** begin **

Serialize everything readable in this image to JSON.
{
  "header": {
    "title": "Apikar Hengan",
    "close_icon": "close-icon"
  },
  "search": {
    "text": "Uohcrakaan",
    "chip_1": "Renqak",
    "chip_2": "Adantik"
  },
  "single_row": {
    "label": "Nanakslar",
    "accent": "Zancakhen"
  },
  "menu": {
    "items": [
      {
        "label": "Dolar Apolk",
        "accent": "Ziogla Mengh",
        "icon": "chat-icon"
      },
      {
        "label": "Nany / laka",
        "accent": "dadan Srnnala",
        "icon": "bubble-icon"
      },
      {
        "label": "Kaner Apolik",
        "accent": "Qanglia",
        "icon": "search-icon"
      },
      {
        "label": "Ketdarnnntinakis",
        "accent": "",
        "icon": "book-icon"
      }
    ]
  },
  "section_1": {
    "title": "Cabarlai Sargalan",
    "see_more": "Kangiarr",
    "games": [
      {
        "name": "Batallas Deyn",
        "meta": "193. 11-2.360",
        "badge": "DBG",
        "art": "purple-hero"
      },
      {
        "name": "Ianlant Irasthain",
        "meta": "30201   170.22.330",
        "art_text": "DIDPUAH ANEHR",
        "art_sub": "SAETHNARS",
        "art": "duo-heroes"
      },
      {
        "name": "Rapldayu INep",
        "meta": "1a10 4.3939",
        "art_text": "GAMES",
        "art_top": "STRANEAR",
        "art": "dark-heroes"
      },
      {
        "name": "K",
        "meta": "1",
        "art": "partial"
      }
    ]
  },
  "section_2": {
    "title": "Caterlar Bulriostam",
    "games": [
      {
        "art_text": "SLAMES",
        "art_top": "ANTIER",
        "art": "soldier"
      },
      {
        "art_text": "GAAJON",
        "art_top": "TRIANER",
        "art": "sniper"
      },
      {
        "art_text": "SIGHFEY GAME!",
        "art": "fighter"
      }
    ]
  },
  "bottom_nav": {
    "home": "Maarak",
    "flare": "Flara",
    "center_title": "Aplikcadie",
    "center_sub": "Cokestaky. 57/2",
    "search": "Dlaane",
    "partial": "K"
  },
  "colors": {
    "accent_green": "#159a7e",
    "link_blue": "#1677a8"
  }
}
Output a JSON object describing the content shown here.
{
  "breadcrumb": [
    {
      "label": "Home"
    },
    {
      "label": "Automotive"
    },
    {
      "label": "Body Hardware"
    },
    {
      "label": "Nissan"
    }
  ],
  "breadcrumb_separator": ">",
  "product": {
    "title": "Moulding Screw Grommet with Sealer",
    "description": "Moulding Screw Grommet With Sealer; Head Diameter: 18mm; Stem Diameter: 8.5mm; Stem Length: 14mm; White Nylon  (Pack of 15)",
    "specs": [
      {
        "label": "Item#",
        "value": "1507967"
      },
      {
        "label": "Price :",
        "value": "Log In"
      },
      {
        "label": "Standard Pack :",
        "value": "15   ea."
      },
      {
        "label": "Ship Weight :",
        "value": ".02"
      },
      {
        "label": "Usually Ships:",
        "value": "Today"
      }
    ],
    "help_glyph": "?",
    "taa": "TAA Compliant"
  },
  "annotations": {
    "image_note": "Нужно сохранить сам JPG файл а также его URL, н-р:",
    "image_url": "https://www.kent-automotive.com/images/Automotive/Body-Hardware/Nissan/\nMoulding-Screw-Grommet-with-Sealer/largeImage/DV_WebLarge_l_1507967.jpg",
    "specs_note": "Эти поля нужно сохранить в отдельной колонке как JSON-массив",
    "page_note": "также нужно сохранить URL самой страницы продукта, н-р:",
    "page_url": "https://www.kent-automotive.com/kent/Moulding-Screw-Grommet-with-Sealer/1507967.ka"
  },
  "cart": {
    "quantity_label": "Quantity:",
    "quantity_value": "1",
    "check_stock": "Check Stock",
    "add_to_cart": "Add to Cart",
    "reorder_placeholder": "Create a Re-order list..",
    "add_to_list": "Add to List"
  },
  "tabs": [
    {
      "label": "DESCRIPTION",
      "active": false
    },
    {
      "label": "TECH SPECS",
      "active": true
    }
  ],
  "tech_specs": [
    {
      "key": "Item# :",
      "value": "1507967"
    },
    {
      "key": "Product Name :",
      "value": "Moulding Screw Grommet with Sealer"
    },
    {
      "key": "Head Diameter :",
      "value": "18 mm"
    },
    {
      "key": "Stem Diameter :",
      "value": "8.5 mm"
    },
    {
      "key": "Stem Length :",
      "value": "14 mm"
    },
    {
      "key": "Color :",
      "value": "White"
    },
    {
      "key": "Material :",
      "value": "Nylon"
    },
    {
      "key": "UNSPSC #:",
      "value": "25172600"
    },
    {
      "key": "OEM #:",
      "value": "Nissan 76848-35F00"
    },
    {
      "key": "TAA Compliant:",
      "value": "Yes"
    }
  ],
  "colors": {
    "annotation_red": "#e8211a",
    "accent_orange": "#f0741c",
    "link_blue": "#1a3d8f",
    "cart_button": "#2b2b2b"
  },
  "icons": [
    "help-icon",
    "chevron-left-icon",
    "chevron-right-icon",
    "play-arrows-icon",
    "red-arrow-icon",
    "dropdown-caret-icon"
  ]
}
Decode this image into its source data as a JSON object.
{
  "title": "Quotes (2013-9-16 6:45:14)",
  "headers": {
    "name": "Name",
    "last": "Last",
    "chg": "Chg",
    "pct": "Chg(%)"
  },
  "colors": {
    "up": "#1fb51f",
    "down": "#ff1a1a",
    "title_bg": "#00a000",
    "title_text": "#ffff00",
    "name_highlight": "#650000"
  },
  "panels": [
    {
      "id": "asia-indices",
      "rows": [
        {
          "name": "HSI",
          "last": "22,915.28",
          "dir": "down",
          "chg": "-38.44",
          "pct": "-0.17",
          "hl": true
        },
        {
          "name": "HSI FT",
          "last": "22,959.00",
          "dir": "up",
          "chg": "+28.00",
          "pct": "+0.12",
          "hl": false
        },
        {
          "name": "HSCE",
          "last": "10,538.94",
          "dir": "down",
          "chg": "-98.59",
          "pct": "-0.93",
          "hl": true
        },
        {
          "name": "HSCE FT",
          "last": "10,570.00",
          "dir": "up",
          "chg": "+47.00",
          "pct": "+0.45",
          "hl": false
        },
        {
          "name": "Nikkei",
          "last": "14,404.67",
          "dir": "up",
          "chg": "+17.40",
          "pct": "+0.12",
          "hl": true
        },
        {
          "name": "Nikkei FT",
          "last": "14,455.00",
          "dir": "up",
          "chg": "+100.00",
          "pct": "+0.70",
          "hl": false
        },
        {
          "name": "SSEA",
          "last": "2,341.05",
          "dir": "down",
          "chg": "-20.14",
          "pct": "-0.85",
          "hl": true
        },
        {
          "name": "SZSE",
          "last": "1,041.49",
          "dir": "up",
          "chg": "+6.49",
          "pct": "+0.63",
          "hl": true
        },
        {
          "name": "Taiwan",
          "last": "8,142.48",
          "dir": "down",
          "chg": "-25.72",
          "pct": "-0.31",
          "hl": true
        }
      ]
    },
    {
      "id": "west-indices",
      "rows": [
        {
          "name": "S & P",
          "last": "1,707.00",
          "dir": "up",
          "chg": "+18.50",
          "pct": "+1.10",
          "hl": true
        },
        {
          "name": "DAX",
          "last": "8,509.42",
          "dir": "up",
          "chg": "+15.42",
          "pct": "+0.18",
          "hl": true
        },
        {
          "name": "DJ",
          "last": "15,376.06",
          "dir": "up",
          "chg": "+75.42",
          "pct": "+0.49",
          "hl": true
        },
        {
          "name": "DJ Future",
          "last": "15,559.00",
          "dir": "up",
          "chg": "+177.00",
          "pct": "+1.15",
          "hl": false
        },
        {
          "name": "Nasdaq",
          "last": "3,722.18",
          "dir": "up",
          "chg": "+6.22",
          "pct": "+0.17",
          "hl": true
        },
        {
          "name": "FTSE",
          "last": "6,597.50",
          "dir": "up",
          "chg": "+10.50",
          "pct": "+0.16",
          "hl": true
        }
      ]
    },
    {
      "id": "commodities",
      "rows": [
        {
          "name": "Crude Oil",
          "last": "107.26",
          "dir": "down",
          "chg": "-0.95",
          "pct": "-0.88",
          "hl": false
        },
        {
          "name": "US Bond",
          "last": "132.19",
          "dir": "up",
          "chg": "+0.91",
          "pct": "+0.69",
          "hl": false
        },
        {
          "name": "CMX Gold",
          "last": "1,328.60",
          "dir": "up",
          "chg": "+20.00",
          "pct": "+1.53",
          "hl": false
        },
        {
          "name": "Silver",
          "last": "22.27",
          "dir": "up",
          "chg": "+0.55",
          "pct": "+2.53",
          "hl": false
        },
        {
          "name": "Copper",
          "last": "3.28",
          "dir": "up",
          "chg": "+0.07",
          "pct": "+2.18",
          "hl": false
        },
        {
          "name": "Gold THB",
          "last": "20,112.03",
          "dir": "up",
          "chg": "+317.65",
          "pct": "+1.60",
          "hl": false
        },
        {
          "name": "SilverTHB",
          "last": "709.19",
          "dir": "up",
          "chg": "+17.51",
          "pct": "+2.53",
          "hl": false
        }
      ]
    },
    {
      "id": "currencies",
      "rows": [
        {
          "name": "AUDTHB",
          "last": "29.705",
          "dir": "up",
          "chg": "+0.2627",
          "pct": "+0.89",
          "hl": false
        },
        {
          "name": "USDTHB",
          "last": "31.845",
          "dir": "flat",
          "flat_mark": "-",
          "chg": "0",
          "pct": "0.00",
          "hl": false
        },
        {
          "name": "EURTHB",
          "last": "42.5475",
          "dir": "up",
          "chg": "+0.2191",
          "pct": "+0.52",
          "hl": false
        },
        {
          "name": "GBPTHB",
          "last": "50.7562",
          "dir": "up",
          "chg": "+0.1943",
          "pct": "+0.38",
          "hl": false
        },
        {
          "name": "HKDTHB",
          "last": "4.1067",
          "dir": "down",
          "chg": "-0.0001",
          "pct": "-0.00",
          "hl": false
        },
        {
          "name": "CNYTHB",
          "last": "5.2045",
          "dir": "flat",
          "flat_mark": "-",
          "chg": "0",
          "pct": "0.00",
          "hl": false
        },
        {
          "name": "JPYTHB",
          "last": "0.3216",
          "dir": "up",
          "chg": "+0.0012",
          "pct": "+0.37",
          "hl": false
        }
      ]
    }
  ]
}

** end **

**Problem description**
Return every line in the listing that contains the word "Pack".

**Answer below**
    "description": "Moulding Screw Grommet With Sealer; Head Diameter: 18mm; Stem Diameter: 8.5mm; Stem Length: 14mm; White Nylon  (Pack of 15)",
        "label": "Standard Pack :",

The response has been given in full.